* begin Exercise material *
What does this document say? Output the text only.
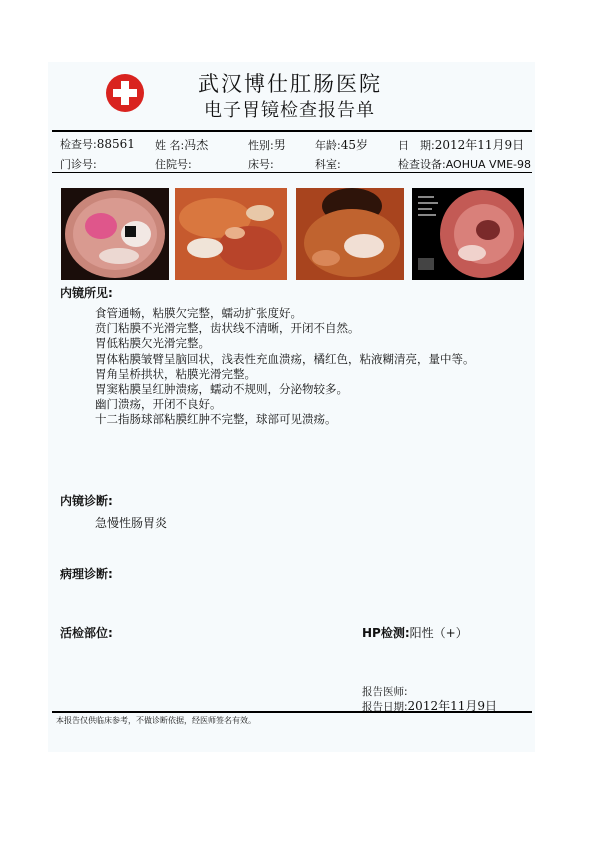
武汉博仕肛肠医院
电子胃镜检查报告单
检查号:88561 姓 名:冯杰	性别:男	年龄:45岁	日　期:2012年11月9日
门诊号:	住院号:	床号:	科室:	检查设备:AOHUA VME-98
内镜所见:
食管通畅，粘膜欠完整，蠕动扩张度好。
贲门粘膜不光滑完整，齿状线不清晰，开闭不自然。
胃低粘膜欠光滑完整。
胃体粘膜皱臂呈脑回状，浅表性充血溃疡，橘红色，粘液糊清亮，量中等。
胃角呈桥拱状，粘膜光滑完整。
胃窦粘膜呈红肿溃疡，蠕动不规则，分泌物较多。
幽门溃疡，开闭不良好。
十二指肠球部粘膜红肿不完整，球部可见溃疡。
内镜诊断:
急慢性肠胃炎
病理诊断:
活检部位:	HP检测:阳性（+）
报告医师:
报告日期:2012年11月9日
本报告仅供临床参考，不做诊断依据，经医师签名有效。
* end Exercise material *
All the material shown above is to be copied exactly, with no pictures carried over.

Completed exercise |
What does this document say? Output the text only.
武汉博仕肛肠医院
电子胃镜检查报告单
检查号:88561 姓 名:冯杰	性别:男	年龄:45岁	日　期:2012年11月9日
门诊号:	住院号:	床号:	科室:	检查设备:AOHUA VME-98
内镜所见:
食管通畅，粘膜欠完整，蠕动扩张度好。
贲门粘膜不光滑完整，齿状线不清晰，开闭不自然。
胃低粘膜欠光滑完整。
胃体粘膜皱臂呈脑回状，浅表性充血溃疡，橘红色，粘液糊清亮，量中等。
胃角呈桥拱状，粘膜光滑完整。
胃窦粘膜呈红肿溃疡，蠕动不规则，分泌物较多。
幽门溃疡，开闭不良好。
十二指肠球部粘膜红肿不完整，球部可见溃疡。
内镜诊断:
急慢性肠胃炎
病理诊断:
活检部位:	HP检测:阳性（+）
报告医师:
报告日期:2012年11月9日
本报告仅供临床参考，不做诊断依据，经医师签名有效。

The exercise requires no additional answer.